Reproduce the entries exactly.

Records that describe figures
══════

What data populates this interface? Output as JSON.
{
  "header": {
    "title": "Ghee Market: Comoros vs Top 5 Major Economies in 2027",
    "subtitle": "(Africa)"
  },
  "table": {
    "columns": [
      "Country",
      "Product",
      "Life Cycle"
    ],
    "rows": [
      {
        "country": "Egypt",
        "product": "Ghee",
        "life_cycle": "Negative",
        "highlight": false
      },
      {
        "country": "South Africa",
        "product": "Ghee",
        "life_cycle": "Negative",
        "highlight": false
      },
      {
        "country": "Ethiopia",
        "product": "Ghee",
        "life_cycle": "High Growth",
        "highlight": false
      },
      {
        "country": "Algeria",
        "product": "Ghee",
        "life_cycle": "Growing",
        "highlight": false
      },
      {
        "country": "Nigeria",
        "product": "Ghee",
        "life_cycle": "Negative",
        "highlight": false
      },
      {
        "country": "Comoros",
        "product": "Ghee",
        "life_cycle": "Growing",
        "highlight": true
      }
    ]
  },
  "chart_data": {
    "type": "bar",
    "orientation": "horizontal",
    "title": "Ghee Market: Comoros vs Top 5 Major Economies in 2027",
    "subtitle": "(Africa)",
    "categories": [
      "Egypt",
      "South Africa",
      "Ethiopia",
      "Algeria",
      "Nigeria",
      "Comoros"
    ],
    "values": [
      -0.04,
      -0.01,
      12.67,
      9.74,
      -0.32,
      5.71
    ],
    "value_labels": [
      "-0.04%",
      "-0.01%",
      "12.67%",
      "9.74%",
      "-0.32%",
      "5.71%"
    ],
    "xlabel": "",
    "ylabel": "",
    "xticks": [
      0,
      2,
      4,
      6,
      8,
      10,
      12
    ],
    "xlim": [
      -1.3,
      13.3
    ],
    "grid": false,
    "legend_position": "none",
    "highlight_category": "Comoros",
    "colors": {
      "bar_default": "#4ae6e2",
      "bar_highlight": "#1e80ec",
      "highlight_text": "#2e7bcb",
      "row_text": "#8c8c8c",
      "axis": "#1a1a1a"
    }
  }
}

══════

- _ANSWER TO THIS EXERCISE_
What data populates this interface? Output as JSON.
{
  "header": {
    "title": "Ghee Market: Comoros vs Top 5 Major Economies in 2027",
    "subtitle": "(Africa)"
  },
  "table": {
    "columns": [
      "Country",
      "Product",
      "Life Cycle"
    ],
    "rows": [
      {
        "country": "Egypt",
        "product": "Ghee",
        "life_cycle": "Negative",
        "highlight": false
      },
      {
        "country": "South Africa",
        "product": "Ghee",
        "life_cycle": "Negative",
        "highlight": false
      },
      {
        "country": "Ethiopia",
        "product": "Ghee",
        "life_cycle": "High Growth",
        "highlight": false
      },
      {
        "country": "Algeria",
        "product": "Ghee",
        "life_cycle": "Growing",
        "highlight": false
      },
      {
        "country": "Nigeria",
        "product": "Ghee",
        "life_cycle": "Negative",
        "highlight": false
      },
      {
        "country": "Comoros",
        "product": "Ghee",
        "life_cycle": "Growing",
        "highlight": true
      }
    ]
  },
  "chart_data": {
    "type": "bar",
    "orientation": "horizontal",
    "title": "Ghee Market: Comoros vs Top 5 Major Economies in 2027",
    "subtitle": "(Africa)",
    "categories": [
      "Egypt",
      "South Africa",
      "Ethiopia",
      "Algeria",
      "Nigeria",
      "Comoros"
    ],
    "values": [
      -0.04,
      -0.01,
      12.67,
      9.74,
      -0.32,
      5.71
    ],
    "value_labels": [
      "-0.04%",
      "-0.01%",
      "12.67%",
      "9.74%",
      "-0.32%",
      "5.71%"
    ],
    "xlabel": "",
    "ylabel": "",
    "xticks": [
      0,
      2,
      4,
      6,
      8,
      10,
      12
    ],
    "xlim": [
      -1.3,
      13.3
    ],
    "grid": false,
    "legend_position": "none",
    "highlight_category": "Comoros",
    "colors": {
      "bar_default": "#4ae6e2",
      "bar_highlight": "#1e80ec",
      "highlight_text": "#2e7bcb",
      "row_text": "#8c8c8c",
      "axis": "#1a1a1a"
    }
  }
}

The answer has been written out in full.